■ Given request
Which lines in the records below contain the string "fastener"? List each of those lines in full.

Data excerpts
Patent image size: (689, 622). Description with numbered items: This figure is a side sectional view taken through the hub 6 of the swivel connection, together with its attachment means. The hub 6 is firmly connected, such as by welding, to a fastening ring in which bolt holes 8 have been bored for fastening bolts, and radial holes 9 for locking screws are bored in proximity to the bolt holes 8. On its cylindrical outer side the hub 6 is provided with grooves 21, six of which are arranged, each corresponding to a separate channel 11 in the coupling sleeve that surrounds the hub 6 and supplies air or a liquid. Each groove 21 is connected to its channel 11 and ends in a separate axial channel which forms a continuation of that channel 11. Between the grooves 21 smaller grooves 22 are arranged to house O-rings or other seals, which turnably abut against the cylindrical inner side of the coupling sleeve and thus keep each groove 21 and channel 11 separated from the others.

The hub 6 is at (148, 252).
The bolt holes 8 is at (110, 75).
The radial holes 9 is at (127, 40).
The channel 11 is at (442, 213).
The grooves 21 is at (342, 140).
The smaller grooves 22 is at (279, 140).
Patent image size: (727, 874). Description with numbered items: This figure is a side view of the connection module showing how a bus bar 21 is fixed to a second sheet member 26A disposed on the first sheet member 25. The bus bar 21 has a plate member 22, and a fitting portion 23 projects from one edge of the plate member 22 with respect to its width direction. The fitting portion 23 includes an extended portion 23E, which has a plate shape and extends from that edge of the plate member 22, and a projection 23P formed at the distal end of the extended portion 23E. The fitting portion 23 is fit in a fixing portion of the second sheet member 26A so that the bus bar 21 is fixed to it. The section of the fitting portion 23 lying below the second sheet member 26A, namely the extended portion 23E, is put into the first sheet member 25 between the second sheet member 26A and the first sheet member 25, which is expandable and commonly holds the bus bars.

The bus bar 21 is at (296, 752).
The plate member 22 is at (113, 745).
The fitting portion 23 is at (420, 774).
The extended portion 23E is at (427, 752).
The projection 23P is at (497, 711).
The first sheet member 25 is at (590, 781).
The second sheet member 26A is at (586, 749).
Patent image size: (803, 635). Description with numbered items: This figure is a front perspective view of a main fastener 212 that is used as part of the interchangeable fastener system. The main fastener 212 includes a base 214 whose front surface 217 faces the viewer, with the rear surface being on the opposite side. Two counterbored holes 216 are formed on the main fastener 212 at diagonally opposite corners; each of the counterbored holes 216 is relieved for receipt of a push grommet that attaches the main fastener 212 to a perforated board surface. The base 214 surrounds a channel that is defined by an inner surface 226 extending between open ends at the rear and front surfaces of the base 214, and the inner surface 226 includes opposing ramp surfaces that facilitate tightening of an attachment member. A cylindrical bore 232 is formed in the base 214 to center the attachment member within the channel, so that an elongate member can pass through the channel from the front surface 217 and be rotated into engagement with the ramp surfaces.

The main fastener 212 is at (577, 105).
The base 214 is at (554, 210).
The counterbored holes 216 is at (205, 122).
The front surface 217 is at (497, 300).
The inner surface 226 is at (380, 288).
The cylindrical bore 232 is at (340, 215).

■ Final result
Patent image size: (803, 635). Description with numbered items: This figure is a front perspective view of a main fastener 212 that is used as part of the interchangeable fastener system. The main fastener 212 includes a base 214 whose front surface 217 faces the viewer, with the rear surface being on the opposite side. Two counterbored holes 216 are formed on the main fastener 212 at diagonally opposite corners; each of the counterbored holes 216 is relieved for receipt of a push grommet that attaches the main fastener 212 to a perforated board surface. The base 214 surrounds a channel that is defined by an inner surface 226 extending between open ends at the rear and front surfaces of the base 214, and the inner surface 226 includes opposing ramp surfaces that facilitate tightening of an attachment member. A cylindrical bore 232 is formed in the base 214 to center the attachment member within the channel, so that an elongate member can pass through the channel from the front surface 217 and be rotated into engagement with the ramp surfaces.
The main fastener 212 is at (577, 105).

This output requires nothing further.